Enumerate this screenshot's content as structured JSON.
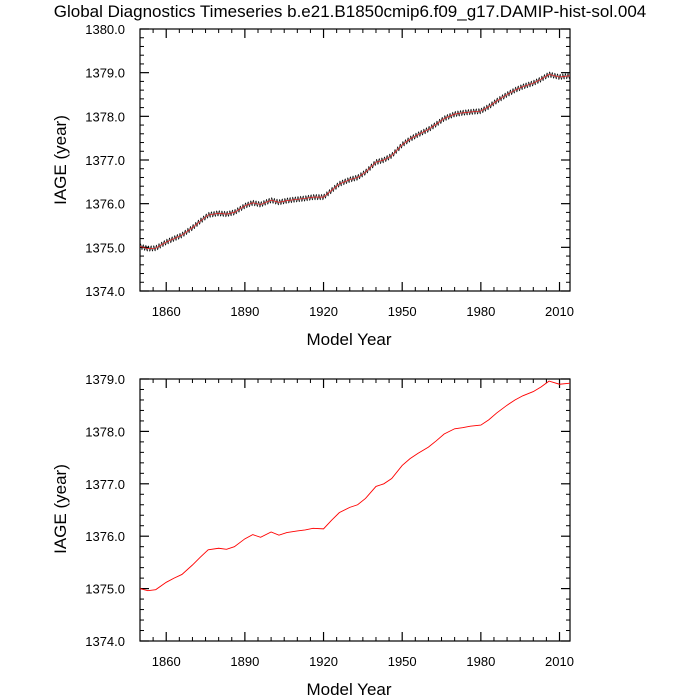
{
  "title": "Global Diagnostics Timeseries b.e21.B1850cmip6.f09_g17.DAMIP-hist-sol.004",
  "colors": {
    "monthly_line": "#000000",
    "smoothed_line": "#ff0000",
    "axes": "#000000",
    "background": "#ffffff"
  },
  "chart_data": [
    {
      "type": "line",
      "xlabel": "Model Year",
      "ylabel": "IAGE (year)",
      "xlim": [
        1850,
        2014
      ],
      "ylim": [
        1374.0,
        1380.0
      ],
      "xticks": [
        1860,
        1890,
        1920,
        1950,
        1980,
        2010
      ],
      "xtick_labels": [
        "1860",
        "1890",
        "1920",
        "1950",
        "1980",
        "2010"
      ],
      "yticks": [
        1374.0,
        1375.0,
        1376.0,
        1377.0,
        1378.0,
        1379.0,
        1380.0
      ],
      "ytick_labels": [
        "1374.0",
        "1375.0",
        "1376.0",
        "1377.0",
        "1378.0",
        "1379.0",
        "1380.0"
      ],
      "grid": false,
      "seasonal_amplitude": 0.06,
      "series": [
        {
          "style": "monthly-black-with-red-smoothed",
          "x": [
            1850,
            1853,
            1856,
            1860,
            1863,
            1866,
            1870,
            1873,
            1876,
            1880,
            1883,
            1886,
            1890,
            1893,
            1896,
            1900,
            1903,
            1906,
            1910,
            1913,
            1916,
            1920,
            1923,
            1926,
            1930,
            1933,
            1936,
            1940,
            1943,
            1946,
            1950,
            1953,
            1956,
            1960,
            1963,
            1966,
            1970,
            1973,
            1976,
            1980,
            1983,
            1986,
            1990,
            1993,
            1996,
            2000,
            2003,
            2006,
            2010,
            2014
          ],
          "values": [
            1375.02,
            1374.97,
            1374.98,
            1375.12,
            1375.2,
            1375.28,
            1375.45,
            1375.6,
            1375.74,
            1375.78,
            1375.76,
            1375.8,
            1375.95,
            1376.02,
            1375.98,
            1376.08,
            1376.03,
            1376.07,
            1376.1,
            1376.12,
            1376.15,
            1376.15,
            1376.3,
            1376.45,
            1376.55,
            1376.6,
            1376.72,
            1376.95,
            1377.0,
            1377.1,
            1377.35,
            1377.48,
            1377.58,
            1377.7,
            1377.82,
            1377.95,
            1378.05,
            1378.08,
            1378.1,
            1378.12,
            1378.22,
            1378.35,
            1378.5,
            1378.6,
            1378.68,
            1378.76,
            1378.85,
            1378.96,
            1378.9,
            1378.93
          ]
        }
      ]
    },
    {
      "type": "line",
      "xlabel": "Model Year",
      "ylabel": "IAGE (year)",
      "xlim": [
        1850,
        2014
      ],
      "ylim": [
        1374.0,
        1379.0
      ],
      "xticks": [
        1860,
        1890,
        1920,
        1950,
        1980,
        2010
      ],
      "xtick_labels": [
        "1860",
        "1890",
        "1920",
        "1950",
        "1980",
        "2010"
      ],
      "yticks": [
        1374.0,
        1375.0,
        1376.0,
        1377.0,
        1378.0,
        1379.0
      ],
      "ytick_labels": [
        "1374.0",
        "1375.0",
        "1376.0",
        "1377.0",
        "1378.0",
        "1379.0"
      ],
      "grid": false,
      "series": [
        {
          "style": "red-line",
          "x": [
            1850,
            1853,
            1856,
            1860,
            1863,
            1866,
            1870,
            1873,
            1876,
            1880,
            1883,
            1886,
            1890,
            1893,
            1896,
            1900,
            1903,
            1906,
            1910,
            1913,
            1916,
            1920,
            1923,
            1926,
            1930,
            1933,
            1936,
            1940,
            1943,
            1946,
            1950,
            1953,
            1956,
            1960,
            1963,
            1966,
            1970,
            1973,
            1976,
            1980,
            1983,
            1986,
            1990,
            1993,
            1996,
            2000,
            2003,
            2006,
            2010,
            2014
          ],
          "values": [
            1375.0,
            1374.96,
            1374.98,
            1375.12,
            1375.2,
            1375.27,
            1375.45,
            1375.6,
            1375.74,
            1375.77,
            1375.75,
            1375.8,
            1375.95,
            1376.03,
            1375.98,
            1376.08,
            1376.02,
            1376.07,
            1376.1,
            1376.12,
            1376.15,
            1376.14,
            1376.3,
            1376.45,
            1376.55,
            1376.6,
            1376.72,
            1376.95,
            1377.0,
            1377.1,
            1377.35,
            1377.48,
            1377.58,
            1377.7,
            1377.82,
            1377.95,
            1378.05,
            1378.07,
            1378.1,
            1378.12,
            1378.22,
            1378.35,
            1378.5,
            1378.6,
            1378.68,
            1378.76,
            1378.85,
            1378.96,
            1378.9,
            1378.92
          ]
        }
      ]
    }
  ]
}
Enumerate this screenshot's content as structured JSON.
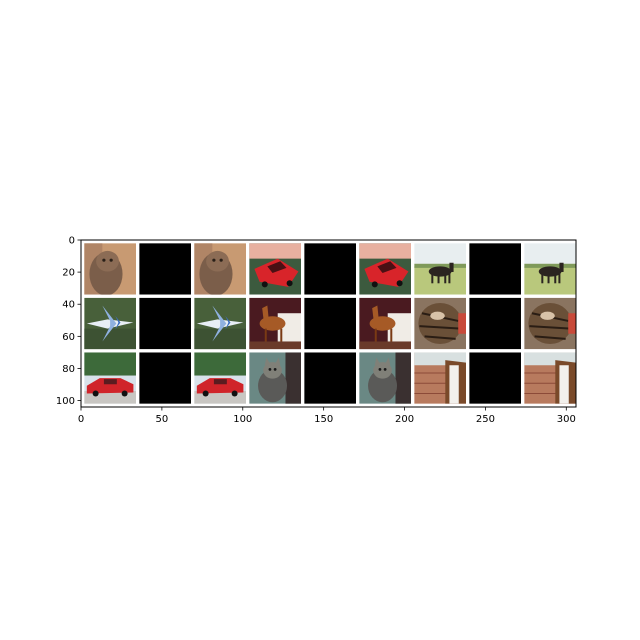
{
  "chart_data": {
    "type": "image_grid",
    "title": "",
    "xlabel": "",
    "ylabel": "",
    "xlim": [
      0,
      306
    ],
    "ylim": [
      104,
      0
    ],
    "xticks": [
      0,
      50,
      100,
      150,
      200,
      250,
      300
    ],
    "yticks": [
      0,
      20,
      40,
      60,
      80,
      100
    ],
    "xtick_labels": [
      "0",
      "50",
      "100",
      "150",
      "200",
      "250",
      "300"
    ],
    "ytick_labels": [
      "0",
      "20",
      "40",
      "60",
      "80",
      "100"
    ],
    "tile_size": 32,
    "tile_gap": 2,
    "rows": [
      [
        {
          "subject": "cat"
        },
        {
          "subject": "blank"
        },
        {
          "subject": "cat"
        },
        {
          "subject": "red-car"
        },
        {
          "subject": "blank"
        },
        {
          "subject": "red-car"
        },
        {
          "subject": "horse-field"
        },
        {
          "subject": "blank"
        },
        {
          "subject": "horse-field"
        }
      ],
      [
        {
          "subject": "airplane"
        },
        {
          "subject": "blank"
        },
        {
          "subject": "airplane"
        },
        {
          "subject": "brown-horse"
        },
        {
          "subject": "blank"
        },
        {
          "subject": "brown-horse"
        },
        {
          "subject": "tabby-cat"
        },
        {
          "subject": "blank"
        },
        {
          "subject": "tabby-cat"
        }
      ],
      [
        {
          "subject": "red-car-street"
        },
        {
          "subject": "blank"
        },
        {
          "subject": "red-car-street"
        },
        {
          "subject": "grey-cat"
        },
        {
          "subject": "blank"
        },
        {
          "subject": "grey-cat"
        },
        {
          "subject": "horse-face"
        },
        {
          "subject": "blank"
        },
        {
          "subject": "horse-face"
        }
      ]
    ]
  }
}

Work to complete => Copy every line of the data word for word, omitting the images.

Correct response =>
Enumerate this screenshot's content as structured JSON.
{
  "title": "Global Diagnostics Timeseries b.e21.B1850cmip6.f09_g17.DAMIP-hist-sol.004",
  "colors": {
    "monthly_line": "#000000",
    "smoothed_line": "#ff0000",
    "axes": "#000000",
    "background": "#ffffff"
  },
  "chart_data": [
    {
      "type": "line",
      "xlabel": "Model Year",
      "ylabel": "IAGE (year)",
      "xlim": [
        1850,
        2014
      ],
      "ylim": [
        1374.0,
        1380.0
      ],
      "xticks": [
        1860,
        1890,
        1920,
        1950,
        1980,
        2010
      ],
      "xtick_labels": [
        "1860",
        "1890",
        "1920",
        "1950",
        "1980",
        "2010"
      ],
      "yticks": [
        1374.0,
        1375.0,
        1376.0,
        1377.0,
        1378.0,
        1379.0,
        1380.0
      ],
      "ytick_labels": [
        "1374.0",
        "1375.0",
        "1376.0",
        "1377.0",
        "1378.0",
        "1379.0",
        "1380.0"
      ],
      "grid": false,
      "seasonal_amplitude": 0.06,
      "series": [
        {
          "style": "monthly-black-with-red-smoothed",
          "x": [
            1850,
            1853,
            1856,
            1860,
            1863,
            1866,
            1870,
            1873,
            1876,
            1880,
            1883,
            1886,
            1890,
            1893,
            1896,
            1900,
            1903,
            1906,
            1910,
            1913,
            1916,
            1920,
            1923,
            1926,
            1930,
            1933,
            1936,
            1940,
            1943,
            1946,
            1950,
            1953,
            1956,
            1960,
            1963,
            1966,
            1970,
            1973,
            1976,
            1980,
            1983,
            1986,
            1990,
            1993,
            1996,
            2000,
            2003,
            2006,
            2010,
            2014
          ],
          "values": [
            1375.02,
            1374.97,
            1374.98,
            1375.12,
            1375.2,
            1375.28,
            1375.45,
            1375.6,
            1375.74,
            1375.78,
            1375.76,
            1375.8,
            1375.95,
            1376.02,
            1375.98,
            1376.08,
            1376.03,
            1376.07,
            1376.1,
            1376.12,
            1376.15,
            1376.15,
            1376.3,
            1376.45,
            1376.55,
            1376.6,
            1376.72,
            1376.95,
            1377.0,
            1377.1,
            1377.35,
            1377.48,
            1377.58,
            1377.7,
            1377.82,
            1377.95,
            1378.05,
            1378.08,
            1378.1,
            1378.12,
            1378.22,
            1378.35,
            1378.5,
            1378.6,
            1378.68,
            1378.76,
            1378.85,
            1378.96,
            1378.9,
            1378.93
          ]
        }
      ]
    },
    {
      "type": "line",
      "xlabel": "Model Year",
      "ylabel": "IAGE (year)",
      "xlim": [
        1850,
        2014
      ],
      "ylim": [
        1374.0,
        1379.0
      ],
      "xticks": [
        1860,
        1890,
        1920,
        1950,
        1980,
        2010
      ],
      "xtick_labels": [
        "1860",
        "1890",
        "1920",
        "1950",
        "1980",
        "2010"
      ],
      "yticks": [
        1374.0,
        1375.0,
        1376.0,
        1377.0,
        1378.0,
        1379.0
      ],
      "ytick_labels": [
        "1374.0",
        "1375.0",
        "1376.0",
        "1377.0",
        "1378.0",
        "1379.0"
      ],
      "grid": false,
      "series": [
        {
          "style": "red-line",
          "x": [
            1850,
            1853,
            1856,
            1860,
            1863,
            1866,
            1870,
            1873,
            1876,
            1880,
            1883,
            1886,
            1890,
            1893,
            1896,
            1900,
            1903,
            1906,
            1910,
            1913,
            1916,
            1920,
            1923,
            1926,
            1930,
            1933,
            1936,
            1940,
            1943,
            1946,
            1950,
            1953,
            1956,
            1960,
            1963,
            1966,
            1970,
            1973,
            1976,
            1980,
            1983,
            1986,
            1990,
            1993,
            1996,
            2000,
            2003,
            2006,
            2010,
            2014
          ],
          "values": [
            1375.0,
            1374.96,
            1374.98,
            1375.12,
            1375.2,
            1375.27,
            1375.45,
            1375.6,
            1375.74,
            1375.77,
            1375.75,
            1375.8,
            1375.95,
            1376.03,
            1375.98,
            1376.08,
            1376.02,
            1376.07,
            1376.1,
            1376.12,
            1376.15,
            1376.14,
            1376.3,
            1376.45,
            1376.55,
            1376.6,
            1376.72,
            1376.95,
            1377.0,
            1377.1,
            1377.35,
            1377.48,
            1377.58,
            1377.7,
            1377.82,
            1377.95,
            1378.05,
            1378.07,
            1378.1,
            1378.12,
            1378.22,
            1378.35,
            1378.5,
            1378.6,
            1378.68,
            1378.76,
            1378.85,
            1378.96,
            1378.9,
            1378.92
          ]
        }
      ]
    }
  ]
}
Enumerate this screenshot's content as structured JSON.
{
  "chart_data": {
    "type": "image_grid",
    "title": "",
    "xlabel": "",
    "ylabel": "",
    "xlim": [
      0,
      306
    ],
    "ylim": [
      104,
      0
    ],
    "xticks": [
      0,
      50,
      100,
      150,
      200,
      250,
      300
    ],
    "yticks": [
      0,
      20,
      40,
      60,
      80,
      100
    ],
    "xtick_labels": [
      "0",
      "50",
      "100",
      "150",
      "200",
      "250",
      "300"
    ],
    "ytick_labels": [
      "0",
      "20",
      "40",
      "60",
      "80",
      "100"
    ],
    "tile_size": 32,
    "tile_gap": 2,
    "rows": [
      [
        {
          "subject": "cat"
        },
        {
          "subject": "blank"
        },
        {
          "subject": "cat"
        },
        {
          "subject": "red-car"
        },
        {
          "subject": "blank"
        },
        {
          "subject": "red-car"
        },
        {
          "subject": "horse-field"
        },
        {
          "subject": "blank"
        },
        {
          "subject": "horse-field"
        }
      ],
      [
        {
          "subject": "airplane"
        },
        {
          "subject": "blank"
        },
        {
          "subject": "airplane"
        },
        {
          "subject": "brown-horse"
        },
        {
          "subject": "blank"
        },
        {
          "subject": "brown-horse"
        },
        {
          "subject": "tabby-cat"
        },
        {
          "subject": "blank"
        },
        {
          "subject": "tabby-cat"
        }
      ],
      [
        {
          "subject": "red-car-street"
        },
        {
          "subject": "blank"
        },
        {
          "subject": "red-car-street"
        },
        {
          "subject": "grey-cat"
        },
        {
          "subject": "blank"
        },
        {
          "subject": "grey-cat"
        },
        {
          "subject": "horse-face"
        },
        {
          "subject": "blank"
        },
        {
          "subject": "horse-face"
        }
      ]
    ]
  }
}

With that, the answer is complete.